Work to be completed: Write out the entries verbatim and leave the images out of the copy.

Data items
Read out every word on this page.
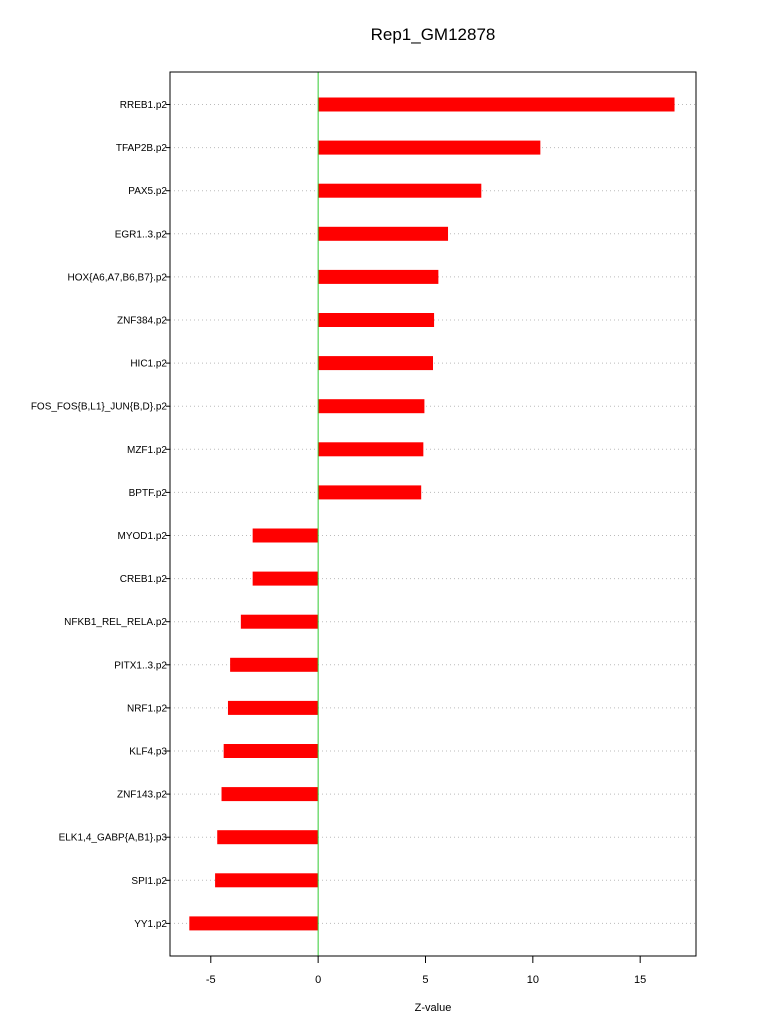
Rep1_GM12878
RREB1.p2
TFAP2B.p2
PAX5.p2
EGR1..3.p2
HOX{A6,A7,B6,B7}.p2
ZNF384.p2
HIC1.p2
FOS_FOS{B,L1}_JUN{B,D}.p2
MZF1.p2
BPTF.p2
MYOD1.p2
CREB1.p2
NFKB1_REL_RELA.p2
PITX1..3.p2
NRF1.p2
KLF4.p3
ZNF143.p2
ELK1,4_GABP{A,B1}.p3
SPI1.p2
YY1.p2
-5	0	5	10	15
Z-value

Answer below:
Read out every word on this page.
Rep1_GM12878
RREB1.p2
TFAP2B.p2
PAX5.p2
EGR1..3.p2
HOX{A6,A7,B6,B7}.p2
ZNF384.p2
HIC1.p2
FOS_FOS{B,L1}_JUN{B,D}.p2
MZF1.p2
BPTF.p2
MYOD1.p2
CREB1.p2
NFKB1_REL_RELA.p2
PITX1..3.p2
NRF1.p2
KLF4.p3
ZNF143.p2
ELK1,4_GABP{A,B1}.p3
SPI1.p2
YY1.p2
-5	0	5	10	15
Z-value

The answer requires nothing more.